■ **GOAL OF THE EXERCISE**: Render every line of the rows below as a JSON array of strings, one string per line, omitting any blank lines.
— BEGIN DATA RECORDS —
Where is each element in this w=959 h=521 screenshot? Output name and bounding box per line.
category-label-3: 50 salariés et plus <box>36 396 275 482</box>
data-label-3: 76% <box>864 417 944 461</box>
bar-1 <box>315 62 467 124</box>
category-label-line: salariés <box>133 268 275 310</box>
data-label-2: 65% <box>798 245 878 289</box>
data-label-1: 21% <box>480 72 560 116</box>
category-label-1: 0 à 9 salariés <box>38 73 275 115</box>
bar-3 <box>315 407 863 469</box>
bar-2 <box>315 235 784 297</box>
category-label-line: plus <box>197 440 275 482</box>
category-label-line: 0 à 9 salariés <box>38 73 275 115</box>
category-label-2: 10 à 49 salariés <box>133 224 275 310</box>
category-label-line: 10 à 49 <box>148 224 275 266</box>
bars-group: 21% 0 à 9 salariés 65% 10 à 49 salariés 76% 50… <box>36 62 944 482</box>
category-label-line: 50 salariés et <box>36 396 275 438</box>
— END DATA RECORDS —
■ **SOLVED PROBLEM**:
[
  "Where is each element in this w=959 h=521 screenshot? Output name and bounding box per line.",
  "category-label-3: 50 salariés et plus <box>36 396 275 482</box>",
  "data-label-3: 76% <box>864 417 944 461</box>",
  "bar-1 <box>315 62 467 124</box>",
  "category-label-line: salariés <box>133 268 275 310</box>",
  "data-label-2: 65% <box>798 245 878 289</box>",
  "data-label-1: 21% <box>480 72 560 116</box>",
  "category-label-1: 0 à 9 salariés <box>38 73 275 115</box>",
  "bar-3 <box>315 407 863 469</box>",
  "bar-2 <box>315 235 784 297</box>",
  "category-label-line: plus <box>197 440 275 482</box>",
  "category-label-line: 0 à 9 salariés <box>38 73 275 115</box>",
  "category-label-2: 10 à 49 salariés <box>133 224 275 310</box>",
  "category-label-line: 10 à 49 <box>148 224 275 266</box>",
  "bars-group: 21% 0 à 9 salariés 65% 10 à 49 salariés 76% 50… <box>36 62 944 482</box>",
  "category-label-line: 50 salariés et <box>36 396 275 438</box>"
]